* **TASK BRIEF**
Set every record down verbatim and omit the pictures.
━━━━━ EXERCISE MATERIAL
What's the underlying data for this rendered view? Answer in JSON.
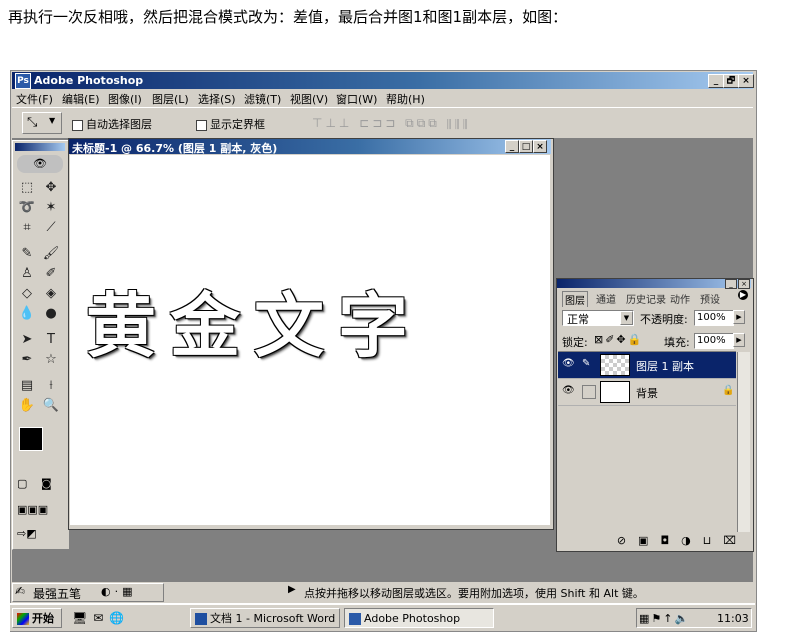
{
  "caption": "再执行一次反相哦，然后把混合模式改为：差值，最后合并图1和图1副本层，如图：",
  "app": {
    "title": "Adobe Photoshop",
    "window_buttons": [
      "_",
      "🗗",
      "×"
    ]
  },
  "menu": [
    "文件(F)",
    "编辑(E)",
    "图像(I)",
    "图层(L)",
    "选择(S)",
    "滤镜(T)",
    "视图(V)",
    "窗口(W)",
    "帮助(H)"
  ],
  "options": {
    "auto_select": "自动选择图层",
    "show_bounds": "显示定界框"
  },
  "document": {
    "title": "未标题-1 @ 66.7% (图层 1 副本, 灰色)",
    "canvas_text": "黄金文字"
  },
  "layers_panel": {
    "tabs": [
      "图层",
      "通道",
      "历史记录",
      "动作",
      "预设"
    ],
    "blend_mode": "正常",
    "opacity_label": "不透明度:",
    "opacity_value": "100%",
    "lock_label": "锁定:",
    "fill_label": "填充:",
    "fill_value": "100%",
    "layers": [
      {
        "name": "图层 1 副本",
        "selected": true
      },
      {
        "name": "背景",
        "selected": false
      }
    ]
  },
  "status": {
    "ime": "最强五笔",
    "hint": "点按并拖移以移动图层或选区。要用附加选项，使用 Shift 和 Alt 键。"
  },
  "taskbar": {
    "start": "开始",
    "word_task": "文档 1 - Microsoft Word",
    "ps_task": "Adobe Photoshop",
    "clock": "11:03"
  },
  "colors": {
    "selected_layer": "#0a246a",
    "titlebar": "#0a246a",
    "chrome": "#d4d0c8",
    "workspace": "#808080"
  }
}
━━━━━━━━━━
* **CORRECT RESPONSE**
What's the underlying data for this rendered view? Answer in JSON.
{
  "caption": "再执行一次反相哦，然后把混合模式改为：差值，最后合并图1和图1副本层，如图：",
  "app": {
    "title": "Adobe Photoshop",
    "window_buttons": [
      "_",
      "🗗",
      "×"
    ]
  },
  "menu": [
    "文件(F)",
    "编辑(E)",
    "图像(I)",
    "图层(L)",
    "选择(S)",
    "滤镜(T)",
    "视图(V)",
    "窗口(W)",
    "帮助(H)"
  ],
  "options": {
    "auto_select": "自动选择图层",
    "show_bounds": "显示定界框"
  },
  "document": {
    "title": "未标题-1 @ 66.7% (图层 1 副本, 灰色)",
    "canvas_text": "黄金文字"
  },
  "layers_panel": {
    "tabs": [
      "图层",
      "通道",
      "历史记录",
      "动作",
      "预设"
    ],
    "blend_mode": "正常",
    "opacity_label": "不透明度:",
    "opacity_value": "100%",
    "lock_label": "锁定:",
    "fill_label": "填充:",
    "fill_value": "100%",
    "layers": [
      {
        "name": "图层 1 副本",
        "selected": true
      },
      {
        "name": "背景",
        "selected": false
      }
    ]
  },
  "status": {
    "ime": "最强五笔",
    "hint": "点按并拖移以移动图层或选区。要用附加选项，使用 Shift 和 Alt 键。"
  },
  "taskbar": {
    "start": "开始",
    "word_task": "文档 1 - Microsoft Word",
    "ps_task": "Adobe Photoshop",
    "clock": "11:03"
  },
  "colors": {
    "selected_layer": "#0a246a",
    "titlebar": "#0a246a",
    "chrome": "#d4d0c8",
    "workspace": "#808080"
  }
}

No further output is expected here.